* Goal
Give the material once more, word for word, without any images.

----------------------------------------

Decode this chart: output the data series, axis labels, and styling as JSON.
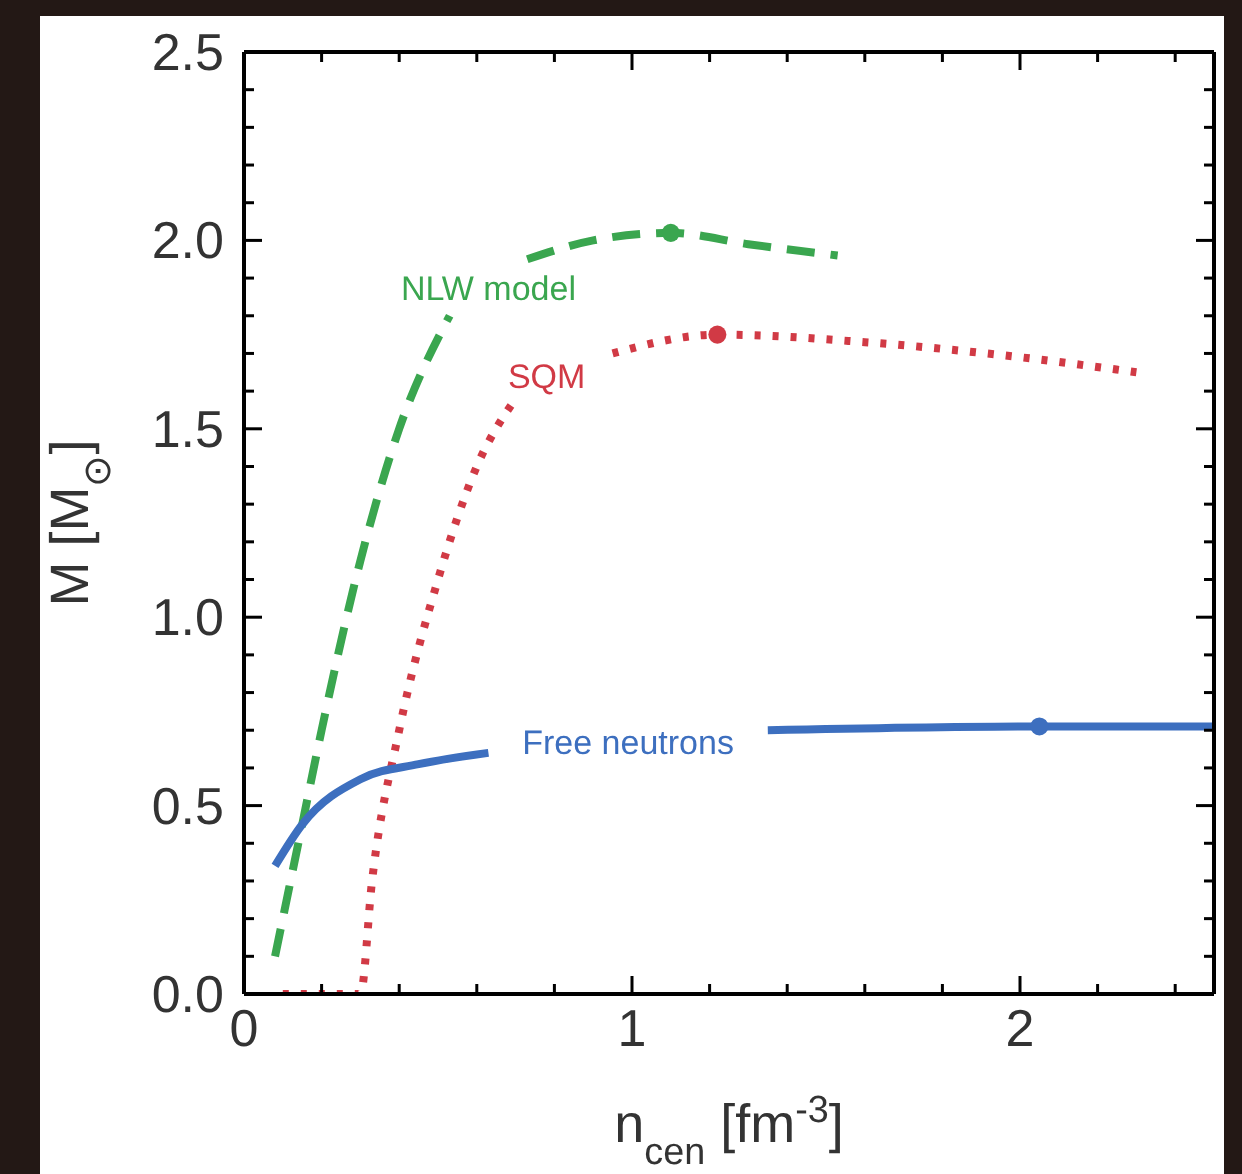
{
  "chart_data": {
    "type": "line",
    "xlabel": "n$_{cen}$ [fm$^{-3}$]",
    "ylabel": "M [M$_{⊙}$]",
    "xlim": [
      0,
      2.5
    ],
    "ylim": [
      0,
      2.5
    ],
    "xticks": [
      0,
      {
        "value": 0.2,
        "label": null
      },
      {
        "value": 0.4,
        "label": null
      },
      {
        "value": 0.6,
        "label": null
      },
      {
        "value": 0.8,
        "label": null
      },
      1,
      {
        "value": 1.2,
        "label": null
      },
      {
        "value": 1.4,
        "label": null
      },
      {
        "value": 1.6,
        "label": null
      },
      {
        "value": 1.8,
        "label": null
      },
      2,
      {
        "value": 2.2,
        "label": null
      },
      {
        "value": 2.4,
        "label": null
      }
    ],
    "yticks": [
      {
        "value": 0,
        "label": "0.0"
      },
      {
        "value": 0.1,
        "label": null
      },
      {
        "value": 0.2,
        "label": null
      },
      {
        "value": 0.3,
        "label": null
      },
      {
        "value": 0.4,
        "label": null
      },
      {
        "value": 0.5,
        "label": "0.5"
      },
      {
        "value": 0.6,
        "label": null
      },
      {
        "value": 0.7,
        "label": null
      },
      {
        "value": 0.8,
        "label": null
      },
      {
        "value": 0.9,
        "label": null
      },
      {
        "value": 1,
        "label": "1.0"
      },
      {
        "value": 1.1,
        "label": null
      },
      {
        "value": 1.2,
        "label": null
      },
      {
        "value": 1.3,
        "label": null
      },
      {
        "value": 1.4,
        "label": null
      },
      {
        "value": 1.5,
        "label": "1.5"
      },
      {
        "value": 1.6,
        "label": null
      },
      {
        "value": 1.7,
        "label": null
      },
      {
        "value": 1.8,
        "label": null
      },
      {
        "value": 1.9,
        "label": null
      },
      {
        "value": 2,
        "label": "2.0"
      },
      {
        "value": 2.1,
        "label": null
      },
      {
        "value": 2.2,
        "label": null
      },
      {
        "value": 2.3,
        "label": null
      },
      {
        "value": 2.4,
        "label": null
      },
      {
        "value": 2.5,
        "label": "2.5"
      }
    ],
    "series": [
      {
        "name": "NLW model",
        "color": "#3aa64f",
        "line_style": "dashed",
        "marker": "none",
        "x": [
          0.08,
          0.15,
          0.2,
          0.3,
          0.4,
          0.53,
          0.63,
          0.73,
          0.9,
          1.1,
          1.3,
          1.53
        ],
        "values": [
          0.1,
          0.45,
          0.7,
          1.15,
          1.5,
          1.8,
          null,
          1.95,
          2.0,
          2.02,
          1.99,
          1.96
        ]
      },
      {
        "name": "SQM",
        "color": "#d13a45",
        "line_style": "dotted",
        "marker": "none",
        "x": [
          0.1,
          0.3,
          0.33,
          0.4,
          0.5,
          0.6,
          0.7,
          0.78,
          0.95,
          1.22,
          1.6,
          2.0,
          2.3
        ],
        "values": [
          0,
          0,
          0.3,
          0.7,
          1.1,
          1.4,
          1.58,
          null,
          1.7,
          1.75,
          1.73,
          1.69,
          1.65
        ]
      },
      {
        "name": "Free neutrons",
        "color": "#3d6fbf",
        "line_style": "solid",
        "marker": "none",
        "x": [
          0.08,
          0.15,
          0.3,
          0.45,
          0.63,
          0.99,
          1.35,
          2.05,
          2.5
        ],
        "values": [
          0.34,
          0.45,
          0.57,
          0.61,
          0.64,
          null,
          0.7,
          0.71,
          0.71
        ]
      },
      {
        "type": "scatter",
        "color": "#3aa64f",
        "marker": "circle",
        "x": [
          1.1
        ],
        "values": [
          2.02
        ]
      },
      {
        "type": "scatter",
        "color": "#d13a45",
        "marker": "circle",
        "x": [
          1.22
        ],
        "values": [
          1.75
        ]
      },
      {
        "type": "scatter",
        "color": "#3d6fbf",
        "marker": "circle",
        "x": [
          2.05
        ],
        "values": [
          0.71
        ]
      }
    ]
  }
}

----------------------------------------

* Response
Decode this chart: output the data series, axis labels, and styling as JSON.
{
  "chart_data": {
    "type": "line",
    "xlabel": "n$_{cen}$ [fm$^{-3}$]",
    "ylabel": "M [M$_{⊙}$]",
    "xlim": [
      0,
      2.5
    ],
    "ylim": [
      0,
      2.5
    ],
    "xticks": [
      0,
      {
        "value": 0.2,
        "label": null
      },
      {
        "value": 0.4,
        "label": null
      },
      {
        "value": 0.6,
        "label": null
      },
      {
        "value": 0.8,
        "label": null
      },
      1,
      {
        "value": 1.2,
        "label": null
      },
      {
        "value": 1.4,
        "label": null
      },
      {
        "value": 1.6,
        "label": null
      },
      {
        "value": 1.8,
        "label": null
      },
      2,
      {
        "value": 2.2,
        "label": null
      },
      {
        "value": 2.4,
        "label": null
      }
    ],
    "yticks": [
      {
        "value": 0,
        "label": "0.0"
      },
      {
        "value": 0.1,
        "label": null
      },
      {
        "value": 0.2,
        "label": null
      },
      {
        "value": 0.3,
        "label": null
      },
      {
        "value": 0.4,
        "label": null
      },
      {
        "value": 0.5,
        "label": "0.5"
      },
      {
        "value": 0.6,
        "label": null
      },
      {
        "value": 0.7,
        "label": null
      },
      {
        "value": 0.8,
        "label": null
      },
      {
        "value": 0.9,
        "label": null
      },
      {
        "value": 1,
        "label": "1.0"
      },
      {
        "value": 1.1,
        "label": null
      },
      {
        "value": 1.2,
        "label": null
      },
      {
        "value": 1.3,
        "label": null
      },
      {
        "value": 1.4,
        "label": null
      },
      {
        "value": 1.5,
        "label": "1.5"
      },
      {
        "value": 1.6,
        "label": null
      },
      {
        "value": 1.7,
        "label": null
      },
      {
        "value": 1.8,
        "label": null
      },
      {
        "value": 1.9,
        "label": null
      },
      {
        "value": 2,
        "label": "2.0"
      },
      {
        "value": 2.1,
        "label": null
      },
      {
        "value": 2.2,
        "label": null
      },
      {
        "value": 2.3,
        "label": null
      },
      {
        "value": 2.4,
        "label": null
      },
      {
        "value": 2.5,
        "label": "2.5"
      }
    ],
    "series": [
      {
        "name": "NLW model",
        "color": "#3aa64f",
        "line_style": "dashed",
        "marker": "none",
        "x": [
          0.08,
          0.15,
          0.2,
          0.3,
          0.4,
          0.53,
          0.63,
          0.73,
          0.9,
          1.1,
          1.3,
          1.53
        ],
        "values": [
          0.1,
          0.45,
          0.7,
          1.15,
          1.5,
          1.8,
          null,
          1.95,
          2.0,
          2.02,
          1.99,
          1.96
        ]
      },
      {
        "name": "SQM",
        "color": "#d13a45",
        "line_style": "dotted",
        "marker": "none",
        "x": [
          0.1,
          0.3,
          0.33,
          0.4,
          0.5,
          0.6,
          0.7,
          0.78,
          0.95,
          1.22,
          1.6,
          2.0,
          2.3
        ],
        "values": [
          0,
          0,
          0.3,
          0.7,
          1.1,
          1.4,
          1.58,
          null,
          1.7,
          1.75,
          1.73,
          1.69,
          1.65
        ]
      },
      {
        "name": "Free neutrons",
        "color": "#3d6fbf",
        "line_style": "solid",
        "marker": "none",
        "x": [
          0.08,
          0.15,
          0.3,
          0.45,
          0.63,
          0.99,
          1.35,
          2.05,
          2.5
        ],
        "values": [
          0.34,
          0.45,
          0.57,
          0.61,
          0.64,
          null,
          0.7,
          0.71,
          0.71
        ]
      },
      {
        "type": "scatter",
        "color": "#3aa64f",
        "marker": "circle",
        "x": [
          1.1
        ],
        "values": [
          2.02
        ]
      },
      {
        "type": "scatter",
        "color": "#d13a45",
        "marker": "circle",
        "x": [
          1.22
        ],
        "values": [
          1.75
        ]
      },
      {
        "type": "scatter",
        "color": "#3d6fbf",
        "marker": "circle",
        "x": [
          2.05
        ],
        "values": [
          0.71
        ]
      }
    ]
  }
}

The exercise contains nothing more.